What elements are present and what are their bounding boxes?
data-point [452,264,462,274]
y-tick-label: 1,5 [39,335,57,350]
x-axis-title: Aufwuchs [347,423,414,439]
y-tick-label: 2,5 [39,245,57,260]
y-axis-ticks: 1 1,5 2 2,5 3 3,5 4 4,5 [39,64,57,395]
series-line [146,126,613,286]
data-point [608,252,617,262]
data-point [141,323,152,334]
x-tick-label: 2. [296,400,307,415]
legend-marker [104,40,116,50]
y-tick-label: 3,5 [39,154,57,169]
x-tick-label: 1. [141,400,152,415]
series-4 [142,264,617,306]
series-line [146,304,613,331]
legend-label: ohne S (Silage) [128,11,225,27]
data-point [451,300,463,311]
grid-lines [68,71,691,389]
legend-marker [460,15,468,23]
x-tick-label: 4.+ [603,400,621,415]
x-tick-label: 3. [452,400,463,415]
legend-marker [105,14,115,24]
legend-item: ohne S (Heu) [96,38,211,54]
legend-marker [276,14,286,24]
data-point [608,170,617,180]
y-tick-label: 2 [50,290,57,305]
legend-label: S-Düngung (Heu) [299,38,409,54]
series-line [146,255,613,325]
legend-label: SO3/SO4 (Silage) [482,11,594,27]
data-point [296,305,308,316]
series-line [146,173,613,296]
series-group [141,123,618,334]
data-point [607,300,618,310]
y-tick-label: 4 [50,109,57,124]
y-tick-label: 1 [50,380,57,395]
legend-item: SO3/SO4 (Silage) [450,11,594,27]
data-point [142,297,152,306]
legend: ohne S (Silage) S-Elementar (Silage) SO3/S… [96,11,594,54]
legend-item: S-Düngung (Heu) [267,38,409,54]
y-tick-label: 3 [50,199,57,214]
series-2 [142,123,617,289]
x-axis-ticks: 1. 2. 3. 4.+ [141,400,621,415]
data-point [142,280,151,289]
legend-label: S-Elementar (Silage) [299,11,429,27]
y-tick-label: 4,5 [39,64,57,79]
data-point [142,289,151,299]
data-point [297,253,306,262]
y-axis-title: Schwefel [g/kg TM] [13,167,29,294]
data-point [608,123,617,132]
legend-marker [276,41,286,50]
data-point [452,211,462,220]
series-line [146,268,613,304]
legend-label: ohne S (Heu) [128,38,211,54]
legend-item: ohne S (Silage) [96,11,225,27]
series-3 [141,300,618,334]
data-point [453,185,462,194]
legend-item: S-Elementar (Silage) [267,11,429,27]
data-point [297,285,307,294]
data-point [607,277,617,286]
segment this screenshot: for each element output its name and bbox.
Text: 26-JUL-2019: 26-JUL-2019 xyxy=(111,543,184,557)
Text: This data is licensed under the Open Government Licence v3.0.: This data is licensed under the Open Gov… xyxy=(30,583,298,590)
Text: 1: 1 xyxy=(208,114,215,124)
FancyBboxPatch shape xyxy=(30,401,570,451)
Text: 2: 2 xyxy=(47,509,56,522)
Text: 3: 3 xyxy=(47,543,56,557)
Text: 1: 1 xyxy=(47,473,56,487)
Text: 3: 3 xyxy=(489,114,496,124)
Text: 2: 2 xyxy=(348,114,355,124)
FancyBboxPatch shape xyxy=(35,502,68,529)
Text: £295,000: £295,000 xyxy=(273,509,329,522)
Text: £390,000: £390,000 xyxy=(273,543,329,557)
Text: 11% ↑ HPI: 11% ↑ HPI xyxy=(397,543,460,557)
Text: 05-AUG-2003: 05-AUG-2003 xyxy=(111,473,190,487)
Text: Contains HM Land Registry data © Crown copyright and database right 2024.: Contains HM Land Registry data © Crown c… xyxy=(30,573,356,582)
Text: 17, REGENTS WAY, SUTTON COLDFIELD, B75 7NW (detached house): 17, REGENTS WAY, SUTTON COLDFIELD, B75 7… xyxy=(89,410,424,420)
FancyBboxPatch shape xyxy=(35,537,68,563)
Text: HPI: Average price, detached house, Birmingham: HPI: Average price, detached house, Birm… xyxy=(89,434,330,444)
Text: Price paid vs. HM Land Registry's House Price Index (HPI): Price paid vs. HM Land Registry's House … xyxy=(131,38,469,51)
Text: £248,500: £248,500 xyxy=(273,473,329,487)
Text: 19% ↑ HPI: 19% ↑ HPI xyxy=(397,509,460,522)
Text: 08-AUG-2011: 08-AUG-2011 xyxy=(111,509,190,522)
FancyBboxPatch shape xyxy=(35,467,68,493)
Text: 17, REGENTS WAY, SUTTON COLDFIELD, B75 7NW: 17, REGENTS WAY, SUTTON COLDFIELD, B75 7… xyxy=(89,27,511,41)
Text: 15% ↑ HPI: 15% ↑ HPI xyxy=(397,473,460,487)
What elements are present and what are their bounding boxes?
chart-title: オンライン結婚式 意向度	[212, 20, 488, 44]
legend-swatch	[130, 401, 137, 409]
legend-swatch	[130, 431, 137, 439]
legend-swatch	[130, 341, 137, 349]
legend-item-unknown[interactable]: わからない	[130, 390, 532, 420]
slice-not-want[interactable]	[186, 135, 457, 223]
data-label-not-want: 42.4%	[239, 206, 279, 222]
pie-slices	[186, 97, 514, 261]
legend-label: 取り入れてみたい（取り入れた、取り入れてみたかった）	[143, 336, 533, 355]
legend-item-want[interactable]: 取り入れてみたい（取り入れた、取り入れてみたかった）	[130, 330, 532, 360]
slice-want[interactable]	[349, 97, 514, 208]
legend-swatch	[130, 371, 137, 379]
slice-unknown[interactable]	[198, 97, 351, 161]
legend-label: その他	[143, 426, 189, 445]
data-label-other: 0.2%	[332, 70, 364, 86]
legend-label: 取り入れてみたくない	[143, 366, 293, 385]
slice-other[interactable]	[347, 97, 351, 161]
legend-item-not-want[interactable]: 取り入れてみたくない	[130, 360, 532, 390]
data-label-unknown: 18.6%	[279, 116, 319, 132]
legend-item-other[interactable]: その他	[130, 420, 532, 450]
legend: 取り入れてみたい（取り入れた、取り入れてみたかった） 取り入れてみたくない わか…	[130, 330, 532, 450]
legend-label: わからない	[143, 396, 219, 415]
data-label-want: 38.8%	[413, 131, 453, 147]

EXERCISE BRIEF:
Rewrite the records above, substituting "legend-text" for every occurrence of "legend-label" and leaving everything else unchanged.

RESULT OF THIS TASK:
What elements are present and what are their bounding boxes?
data-point [452,264,462,274]
y-tick-label: 1,5 [39,335,57,350]
x-axis-title: Aufwuchs [347,423,414,439]
y-tick-label: 2,5 [39,245,57,260]
y-axis-ticks: 1 1,5 2 2,5 3 3,5 4 4,5 [39,64,57,395]
series-line [146,126,613,286]
data-point [608,252,617,262]
data-point [141,323,152,334]
x-tick-label: 2. [296,400,307,415]
legend-marker [104,40,116,50]
y-tick-label: 3,5 [39,154,57,169]
x-tick-label: 1. [141,400,152,415]
series-4 [142,264,617,306]
series-line [146,304,613,331]
legend-text: ohne S (Silage) [128,11,225,27]
data-point [451,300,463,311]
grid-lines [68,71,691,389]
legend-marker [460,15,468,23]
x-tick-label: 4.+ [603,400,621,415]
x-tick-label: 3. [452,400,463,415]
legend-marker [105,14,115,24]
legend-item: ohne S (Heu) [96,38,211,54]
legend-marker [276,14,286,24]
data-point [608,170,617,180]
y-tick-label: 2 [50,290,57,305]
legend-text: S-Düngung (Heu) [299,38,409,54]
series-line [146,255,613,325]
legend-text: SO3/SO4 (Silage) [482,11,594,27]
data-point [296,305,308,316]
series-line [146,173,613,296]
series-group [141,123,618,334]
data-point [607,300,618,310]
y-tick-label: 4 [50,109,57,124]
y-tick-label: 1 [50,380,57,395]
legend-item: SO3/SO4 (Silage) [450,11,594,27]
data-point [142,297,152,306]
legend: ohne S (Silage) S-Elementar (Silage) SO3/S… [96,11,594,54]
legend-item: S-Düngung (Heu) [267,38,409,54]
y-tick-label: 3 [50,199,57,214]
series-2 [142,123,617,289]
x-axis-ticks: 1. 2. 3. 4.+ [141,400,621,415]
data-point [142,280,151,289]
legend-text: S-Elementar (Silage) [299,11,429,27]
y-tick-label: 4,5 [39,64,57,79]
data-point [142,289,151,299]
data-point [297,253,306,262]
y-axis-title: Schwefel [g/kg TM] [13,167,29,294]
data-point [608,123,617,132]
legend-marker [276,41,286,50]
data-point [452,211,462,220]
series-line [146,268,613,304]
legend-text: ohne S (Heu) [128,38,211,54]
legend-item: ohne S (Silage) [96,11,225,27]
series-3 [141,300,618,334]
data-point [453,185,462,194]
legend-item: S-Elementar (Silage) [267,11,429,27]
data-point [297,285,307,294]
data-point [607,277,617,286]
segment this screenshot: for each element output its name and bbox.
Text: 26-JUL-2019: 26-JUL-2019 xyxy=(111,543,184,557)
Text: This data is licensed under the Open Government Licence v3.0.: This data is licensed under the Open Gov… xyxy=(30,583,298,590)
Text: 1: 1 xyxy=(208,114,215,124)
FancyBboxPatch shape xyxy=(30,401,570,451)
Text: 2: 2 xyxy=(47,509,56,522)
Text: 3: 3 xyxy=(47,543,56,557)
Text: 1: 1 xyxy=(47,473,56,487)
Text: 3: 3 xyxy=(489,114,496,124)
Text: 2: 2 xyxy=(348,114,355,124)
FancyBboxPatch shape xyxy=(35,502,68,529)
Text: £295,000: £295,000 xyxy=(273,509,329,522)
Text: £390,000: £390,000 xyxy=(273,543,329,557)
Text: 11% ↑ HPI: 11% ↑ HPI xyxy=(397,543,460,557)
Text: 05-AUG-2003: 05-AUG-2003 xyxy=(111,473,190,487)
Text: Contains HM Land Registry data © Crown copyright and database right 2024.: Contains HM Land Registry data © Crown c… xyxy=(30,573,356,582)
Text: 17, REGENTS WAY, SUTTON COLDFIELD, B75 7NW (detached house): 17, REGENTS WAY, SUTTON COLDFIELD, B75 7… xyxy=(89,410,424,420)
FancyBboxPatch shape xyxy=(35,537,68,563)
Text: HPI: Average price, detached house, Birmingham: HPI: Average price, detached house, Birm… xyxy=(89,434,330,444)
Text: Price paid vs. HM Land Registry's House Price Index (HPI): Price paid vs. HM Land Registry's House … xyxy=(131,38,469,51)
Text: £248,500: £248,500 xyxy=(273,473,329,487)
Text: 19% ↑ HPI: 19% ↑ HPI xyxy=(397,509,460,522)
Text: 08-AUG-2011: 08-AUG-2011 xyxy=(111,509,190,522)
FancyBboxPatch shape xyxy=(35,467,68,493)
Text: 17, REGENTS WAY, SUTTON COLDFIELD, B75 7NW: 17, REGENTS WAY, SUTTON COLDFIELD, B75 7… xyxy=(89,27,511,41)
Text: 15% ↑ HPI: 15% ↑ HPI xyxy=(397,473,460,487)
What elements are present and what are their bounding boxes?
chart-title: オンライン結婚式 意向度	[212, 20, 488, 44]
legend-swatch	[130, 401, 137, 409]
legend-swatch	[130, 431, 137, 439]
legend-swatch	[130, 341, 137, 349]
legend-item-unknown[interactable]: わからない	[130, 390, 532, 420]
slice-not-want[interactable]	[186, 135, 457, 223]
data-label-not-want: 42.4%	[239, 206, 279, 222]
pie-slices	[186, 97, 514, 261]
legend-text: 取り入れてみたい（取り入れた、取り入れてみたかった）	[143, 336, 533, 355]
legend-item-want[interactable]: 取り入れてみたい（取り入れた、取り入れてみたかった）	[130, 330, 532, 360]
slice-want[interactable]	[349, 97, 514, 208]
legend-swatch	[130, 371, 137, 379]
slice-unknown[interactable]	[198, 97, 351, 161]
legend-text: その他	[143, 426, 189, 445]
data-label-other: 0.2%	[332, 70, 364, 86]
legend-text: 取り入れてみたくない	[143, 366, 293, 385]
slice-other[interactable]	[347, 97, 351, 161]
legend-item-not-want[interactable]: 取り入れてみたくない	[130, 360, 532, 390]
data-label-unknown: 18.6%	[279, 116, 319, 132]
legend-item-other[interactable]: その他	[130, 420, 532, 450]
legend: 取り入れてみたい（取り入れた、取り入れてみたかった） 取り入れてみたくない わか…	[130, 330, 532, 450]
legend-text: わからない	[143, 396, 219, 415]
data-label-want: 38.8%	[413, 131, 453, 147]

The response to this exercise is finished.